Data listing -
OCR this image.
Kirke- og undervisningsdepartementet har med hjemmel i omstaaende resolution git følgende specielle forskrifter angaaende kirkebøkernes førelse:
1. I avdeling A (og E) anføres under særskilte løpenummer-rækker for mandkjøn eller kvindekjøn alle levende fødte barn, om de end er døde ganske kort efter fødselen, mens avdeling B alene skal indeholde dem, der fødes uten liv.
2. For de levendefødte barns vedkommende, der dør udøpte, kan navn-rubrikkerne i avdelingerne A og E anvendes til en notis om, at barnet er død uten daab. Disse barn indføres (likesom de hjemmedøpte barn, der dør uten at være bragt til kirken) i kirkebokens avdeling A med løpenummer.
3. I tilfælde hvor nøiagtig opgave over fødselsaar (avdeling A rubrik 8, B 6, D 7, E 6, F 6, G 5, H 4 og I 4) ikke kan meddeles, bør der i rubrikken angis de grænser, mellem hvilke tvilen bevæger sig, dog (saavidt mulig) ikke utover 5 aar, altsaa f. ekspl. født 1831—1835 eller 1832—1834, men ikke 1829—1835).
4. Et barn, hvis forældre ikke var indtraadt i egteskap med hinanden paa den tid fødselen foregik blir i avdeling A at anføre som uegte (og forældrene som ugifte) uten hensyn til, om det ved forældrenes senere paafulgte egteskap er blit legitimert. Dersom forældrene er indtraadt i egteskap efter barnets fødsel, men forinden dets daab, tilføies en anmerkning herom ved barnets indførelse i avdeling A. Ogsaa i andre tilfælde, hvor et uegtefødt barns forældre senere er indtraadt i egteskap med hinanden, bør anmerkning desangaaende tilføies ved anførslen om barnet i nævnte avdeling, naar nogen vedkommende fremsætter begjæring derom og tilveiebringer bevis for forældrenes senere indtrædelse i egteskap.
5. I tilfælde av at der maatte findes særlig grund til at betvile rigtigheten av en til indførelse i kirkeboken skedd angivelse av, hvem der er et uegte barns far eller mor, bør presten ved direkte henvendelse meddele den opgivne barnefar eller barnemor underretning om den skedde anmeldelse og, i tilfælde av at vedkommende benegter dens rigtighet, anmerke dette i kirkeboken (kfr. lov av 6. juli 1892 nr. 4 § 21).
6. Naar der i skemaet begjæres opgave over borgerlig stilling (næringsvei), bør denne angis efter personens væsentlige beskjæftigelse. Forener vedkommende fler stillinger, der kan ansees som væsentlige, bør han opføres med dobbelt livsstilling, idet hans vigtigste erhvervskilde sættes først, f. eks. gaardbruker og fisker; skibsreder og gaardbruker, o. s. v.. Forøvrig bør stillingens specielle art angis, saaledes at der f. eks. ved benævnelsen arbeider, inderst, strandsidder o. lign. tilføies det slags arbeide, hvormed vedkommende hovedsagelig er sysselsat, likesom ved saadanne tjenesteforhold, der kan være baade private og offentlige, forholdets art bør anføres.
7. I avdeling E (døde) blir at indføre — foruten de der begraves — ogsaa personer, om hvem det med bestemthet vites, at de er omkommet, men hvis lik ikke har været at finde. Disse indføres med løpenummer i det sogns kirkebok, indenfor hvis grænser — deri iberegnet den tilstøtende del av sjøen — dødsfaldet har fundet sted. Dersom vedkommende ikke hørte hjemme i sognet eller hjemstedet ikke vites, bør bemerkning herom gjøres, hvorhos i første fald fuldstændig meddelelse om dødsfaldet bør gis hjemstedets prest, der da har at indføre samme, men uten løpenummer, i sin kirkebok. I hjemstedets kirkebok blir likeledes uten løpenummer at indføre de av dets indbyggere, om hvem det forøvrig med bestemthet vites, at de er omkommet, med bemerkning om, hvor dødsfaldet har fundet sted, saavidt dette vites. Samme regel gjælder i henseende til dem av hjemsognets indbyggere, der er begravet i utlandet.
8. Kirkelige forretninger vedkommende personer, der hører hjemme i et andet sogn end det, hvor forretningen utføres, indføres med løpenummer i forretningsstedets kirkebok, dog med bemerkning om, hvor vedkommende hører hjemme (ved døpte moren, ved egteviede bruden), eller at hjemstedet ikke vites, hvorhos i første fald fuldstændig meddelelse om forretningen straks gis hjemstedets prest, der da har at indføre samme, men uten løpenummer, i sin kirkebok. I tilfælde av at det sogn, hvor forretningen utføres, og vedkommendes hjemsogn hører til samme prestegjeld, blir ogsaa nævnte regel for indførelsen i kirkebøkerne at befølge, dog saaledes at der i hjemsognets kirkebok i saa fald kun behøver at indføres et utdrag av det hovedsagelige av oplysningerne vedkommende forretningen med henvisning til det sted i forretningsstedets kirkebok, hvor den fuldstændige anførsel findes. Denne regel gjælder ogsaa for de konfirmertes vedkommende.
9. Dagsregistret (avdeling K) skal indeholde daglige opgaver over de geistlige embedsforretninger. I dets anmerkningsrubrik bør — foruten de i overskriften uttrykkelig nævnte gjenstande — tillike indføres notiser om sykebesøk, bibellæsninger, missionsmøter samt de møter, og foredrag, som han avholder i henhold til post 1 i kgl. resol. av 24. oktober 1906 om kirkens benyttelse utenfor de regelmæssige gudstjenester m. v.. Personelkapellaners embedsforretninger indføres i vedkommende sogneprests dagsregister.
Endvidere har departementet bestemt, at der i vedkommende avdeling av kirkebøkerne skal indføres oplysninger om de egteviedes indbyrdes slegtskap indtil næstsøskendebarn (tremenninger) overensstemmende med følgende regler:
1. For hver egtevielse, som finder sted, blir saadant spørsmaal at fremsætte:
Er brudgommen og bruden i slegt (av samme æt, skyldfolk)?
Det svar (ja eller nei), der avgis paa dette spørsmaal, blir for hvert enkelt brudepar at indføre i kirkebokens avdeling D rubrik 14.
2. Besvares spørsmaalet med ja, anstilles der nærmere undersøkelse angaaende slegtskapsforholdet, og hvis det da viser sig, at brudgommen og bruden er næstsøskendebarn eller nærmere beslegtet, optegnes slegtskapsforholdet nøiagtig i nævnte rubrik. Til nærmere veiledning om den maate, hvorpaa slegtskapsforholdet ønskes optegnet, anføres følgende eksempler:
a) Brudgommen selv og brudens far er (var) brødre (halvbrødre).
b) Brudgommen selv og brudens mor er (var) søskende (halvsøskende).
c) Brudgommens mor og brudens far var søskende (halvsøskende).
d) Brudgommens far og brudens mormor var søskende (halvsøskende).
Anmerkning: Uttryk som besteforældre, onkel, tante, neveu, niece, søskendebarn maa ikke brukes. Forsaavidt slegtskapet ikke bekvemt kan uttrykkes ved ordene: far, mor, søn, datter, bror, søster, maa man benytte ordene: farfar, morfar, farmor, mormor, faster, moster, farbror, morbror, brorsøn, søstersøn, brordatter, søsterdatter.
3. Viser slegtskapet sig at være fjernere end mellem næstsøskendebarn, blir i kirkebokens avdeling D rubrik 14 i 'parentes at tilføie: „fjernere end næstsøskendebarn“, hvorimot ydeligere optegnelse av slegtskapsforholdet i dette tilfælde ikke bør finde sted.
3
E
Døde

Exercise details - Repeat every record, exactly as written.

Full output -
OCR this image.
Kirke- og undervisningsdepartementet har med hjemmel i omstaaende resolution git følgende specielle forskrifter angaaende kirkebøkernes førelse:
1. I avdeling A (og E) anføres under særskilte løpenummer-rækker for mandkjøn eller kvindekjøn alle levende fødte barn, om de end er døde ganske kort efter fødselen, mens avdeling B alene skal indeholde dem, der fødes uten liv.
2. For de levendefødte barns vedkommende, der dør udøpte, kan navn-rubrikkerne i avdelingerne A og E anvendes til en notis om, at barnet er død uten daab. Disse barn indføres (likesom de hjemmedøpte barn, der dør uten at være bragt til kirken) i kirkebokens avdeling A med løpenummer.
3. I tilfælde hvor nøiagtig opgave over fødselsaar (avdeling A rubrik 8, B 6, D 7, E 6, F 6, G 5, H 4 og I 4) ikke kan meddeles, bør der i rubrikken angis de grænser, mellem hvilke tvilen bevæger sig, dog (saavidt mulig) ikke utover 5 aar, altsaa f. ekspl. født 1831—1835 eller 1832—1834, men ikke 1829—1835).
4. Et barn, hvis forældre ikke var indtraadt i egteskap med hinanden paa den tid fødselen foregik blir i avdeling A at anføre som uegte (og forældrene som ugifte) uten hensyn til, om det ved forældrenes senere paafulgte egteskap er blit legitimert. Dersom forældrene er indtraadt i egteskap efter barnets fødsel, men forinden dets daab, tilføies en anmerkning herom ved barnets indførelse i avdeling A. Ogsaa i andre tilfælde, hvor et uegtefødt barns forældre senere er indtraadt i egteskap med hinanden, bør anmerkning desangaaende tilføies ved anførslen om barnet i nævnte avdeling, naar nogen vedkommende fremsætter begjæring derom og tilveiebringer bevis for forældrenes senere indtrædelse i egteskap.
5. I tilfælde av at der maatte findes særlig grund til at betvile rigtigheten av en til indførelse i kirkeboken skedd angivelse av, hvem der er et uegte barns far eller mor, bør presten ved direkte henvendelse meddele den opgivne barnefar eller barnemor underretning om den skedde anmeldelse og, i tilfælde av at vedkommende benegter dens rigtighet, anmerke dette i kirkeboken (kfr. lov av 6. juli 1892 nr. 4 § 21).
6. Naar der i skemaet begjæres opgave over borgerlig stilling (næringsvei), bør denne angis efter personens væsentlige beskjæftigelse. Forener vedkommende fler stillinger, der kan ansees som væsentlige, bør han opføres med dobbelt livsstilling, idet hans vigtigste erhvervskilde sættes først, f. eks. gaardbruker og fisker; skibsreder og gaardbruker, o. s. v.. Forøvrig bør stillingens specielle art angis, saaledes at der f. eks. ved benævnelsen arbeider, inderst, strandsidder o. lign. tilføies det slags arbeide, hvormed vedkommende hovedsagelig er sysselsat, likesom ved saadanne tjenesteforhold, der kan være baade private og offentlige, forholdets art bør anføres.
7. I avdeling E (døde) blir at indføre — foruten de der begraves — ogsaa personer, om hvem det med bestemthet vites, at de er omkommet, men hvis lik ikke har været at finde. Disse indføres med løpenummer i det sogns kirkebok, indenfor hvis grænser — deri iberegnet den tilstøtende del av sjøen — dødsfaldet har fundet sted. Dersom vedkommende ikke hørte hjemme i sognet eller hjemstedet ikke vites, bør bemerkning herom gjøres, hvorhos i første fald fuldstændig meddelelse om dødsfaldet bør gis hjemstedets prest, der da har at indføre samme, men uten løpenummer, i sin kirkebok. I hjemstedets kirkebok blir likeledes uten løpenummer at indføre de av dets indbyggere, om hvem det forøvrig med bestemthet vites, at de er omkommet, med bemerkning om, hvor dødsfaldet har fundet sted, saavidt dette vites. Samme regel gjælder i henseende til dem av hjemsognets indbyggere, der er begravet i utlandet.
8. Kirkelige forretninger vedkommende personer, der hører hjemme i et andet sogn end det, hvor forretningen utføres, indføres med løpenummer i forretningsstedets kirkebok, dog med bemerkning om, hvor vedkommende hører hjemme (ved døpte moren, ved egteviede bruden), eller at hjemstedet ikke vites, hvorhos i første fald fuldstændig meddelelse om forretningen straks gis hjemstedets prest, der da har at indføre samme, men uten løpenummer, i sin kirkebok. I tilfælde av at det sogn, hvor forretningen utføres, og vedkommendes hjemsogn hører til samme prestegjeld, blir ogsaa nævnte regel for indførelsen i kirkebøkerne at befølge, dog saaledes at der i hjemsognets kirkebok i saa fald kun behøver at indføres et utdrag av det hovedsagelige av oplysningerne vedkommende forretningen med henvisning til det sted i forretningsstedets kirkebok, hvor den fuldstændige anførsel findes. Denne regel gjælder ogsaa for de konfirmertes vedkommende.
9. Dagsregistret (avdeling K) skal indeholde daglige opgaver over de geistlige embedsforretninger. I dets anmerkningsrubrik bør — foruten de i overskriften uttrykkelig nævnte gjenstande — tillike indføres notiser om sykebesøk, bibellæsninger, missionsmøter samt de møter, og foredrag, som han avholder i henhold til post 1 i kgl. resol. av 24. oktober 1906 om kirkens benyttelse utenfor de regelmæssige gudstjenester m. v.. Personelkapellaners embedsforretninger indføres i vedkommende sogneprests dagsregister.
Endvidere har departementet bestemt, at der i vedkommende avdeling av kirkebøkerne skal indføres oplysninger om de egteviedes indbyrdes slegtskap indtil næstsøskendebarn (tremenninger) overensstemmende med følgende regler:
1. For hver egtevielse, som finder sted, blir saadant spørsmaal at fremsætte:
Er brudgommen og bruden i slegt (av samme æt, skyldfolk)?
Det svar (ja eller nei), der avgis paa dette spørsmaal, blir for hvert enkelt brudepar at indføre i kirkebokens avdeling D rubrik 14.
2. Besvares spørsmaalet med ja, anstilles der nærmere undersøkelse angaaende slegtskapsforholdet, og hvis det da viser sig, at brudgommen og bruden er næstsøskendebarn eller nærmere beslegtet, optegnes slegtskapsforholdet nøiagtig i nævnte rubrik. Til nærmere veiledning om den maate, hvorpaa slegtskapsforholdet ønskes optegnet, anføres følgende eksempler:
a) Brudgommen selv og brudens far er (var) brødre (halvbrødre).
b) Brudgommen selv og brudens mor er (var) søskende (halvsøskende).
c) Brudgommens mor og brudens far var søskende (halvsøskende).
d) Brudgommens far og brudens mormor var søskende (halvsøskende).
Anmerkning: Uttryk som besteforældre, onkel, tante, neveu, niece, søskendebarn maa ikke brukes. Forsaavidt slegtskapet ikke bekvemt kan uttrykkes ved ordene: far, mor, søn, datter, bror, søster, maa man benytte ordene: farfar, morfar, farmor, mormor, faster, moster, farbror, morbror, brorsøn, søstersøn, brordatter, søsterdatter.
3. Viser slegtskapet sig at være fjernere end mellem næstsøskendebarn, blir i kirkebokens avdeling D rubrik 14 i 'parentes at tilføie: „fjernere end næstsøskendebarn“, hvorimot ydeligere optegnelse av slegtskapsforholdet i dette tilfælde ikke bør finde sted.
3
E
Døde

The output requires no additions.